#### [Task instructions]
Reproduce all of the listing below without alteration.

#### [Material supplied]
--- Begin ---

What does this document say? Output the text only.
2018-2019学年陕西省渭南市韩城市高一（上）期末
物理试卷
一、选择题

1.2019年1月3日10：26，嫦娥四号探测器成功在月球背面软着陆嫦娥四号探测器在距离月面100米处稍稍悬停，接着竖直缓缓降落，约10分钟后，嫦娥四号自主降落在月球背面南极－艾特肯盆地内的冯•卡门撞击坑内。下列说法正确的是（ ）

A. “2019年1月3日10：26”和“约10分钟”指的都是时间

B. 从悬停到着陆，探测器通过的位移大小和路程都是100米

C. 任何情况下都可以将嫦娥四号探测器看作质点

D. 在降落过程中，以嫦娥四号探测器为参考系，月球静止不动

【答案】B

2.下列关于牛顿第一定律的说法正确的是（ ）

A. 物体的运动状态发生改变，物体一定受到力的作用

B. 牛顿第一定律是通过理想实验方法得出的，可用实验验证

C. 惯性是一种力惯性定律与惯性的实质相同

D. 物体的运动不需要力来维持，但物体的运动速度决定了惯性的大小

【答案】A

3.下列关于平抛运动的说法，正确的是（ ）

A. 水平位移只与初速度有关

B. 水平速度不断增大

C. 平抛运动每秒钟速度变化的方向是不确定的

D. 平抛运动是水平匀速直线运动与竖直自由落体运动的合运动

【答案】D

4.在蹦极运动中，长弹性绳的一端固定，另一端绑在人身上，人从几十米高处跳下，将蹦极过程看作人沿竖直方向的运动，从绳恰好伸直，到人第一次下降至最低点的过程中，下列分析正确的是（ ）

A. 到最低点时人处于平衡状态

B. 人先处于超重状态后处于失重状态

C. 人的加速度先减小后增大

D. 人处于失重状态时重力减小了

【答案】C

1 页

--- End ---

#### [Correct result]
What does this document say? Output the text only.
2018-2019学年陕西省渭南市韩城市高一（上）期末
物理试卷
一、选择题

1.2019年1月3日10：26，嫦娥四号探测器成功在月球背面软着陆嫦娥四号探测器在距离月面100米处稍稍悬停，接着竖直缓缓降落，约10分钟后，嫦娥四号自主降落在月球背面南极－艾特肯盆地内的冯•卡门撞击坑内。下列说法正确的是（ ）

A. “2019年1月3日10：26”和“约10分钟”指的都是时间

B. 从悬停到着陆，探测器通过的位移大小和路程都是100米

C. 任何情况下都可以将嫦娥四号探测器看作质点

D. 在降落过程中，以嫦娥四号探测器为参考系，月球静止不动

【答案】B

2.下列关于牛顿第一定律的说法正确的是（ ）

A. 物体的运动状态发生改变，物体一定受到力的作用

B. 牛顿第一定律是通过理想实验方法得出的，可用实验验证

C. 惯性是一种力惯性定律与惯性的实质相同

D. 物体的运动不需要力来维持，但物体的运动速度决定了惯性的大小

【答案】A

3.下列关于平抛运动的说法，正确的是（ ）

A. 水平位移只与初速度有关

B. 水平速度不断增大

C. 平抛运动每秒钟速度变化的方向是不确定的

D. 平抛运动是水平匀速直线运动与竖直自由落体运动的合运动

【答案】D

4.在蹦极运动中，长弹性绳的一端固定，另一端绑在人身上，人从几十米高处跳下，将蹦极过程看作人沿竖直方向的运动，从绳恰好伸直，到人第一次下降至最低点的过程中，下列分析正确的是（ ）

A. 到最低点时人处于平衡状态

B. 人先处于超重状态后处于失重状态

C. 人的加速度先减小后增大

D. 人处于失重状态时重力减小了

【答案】C

1 页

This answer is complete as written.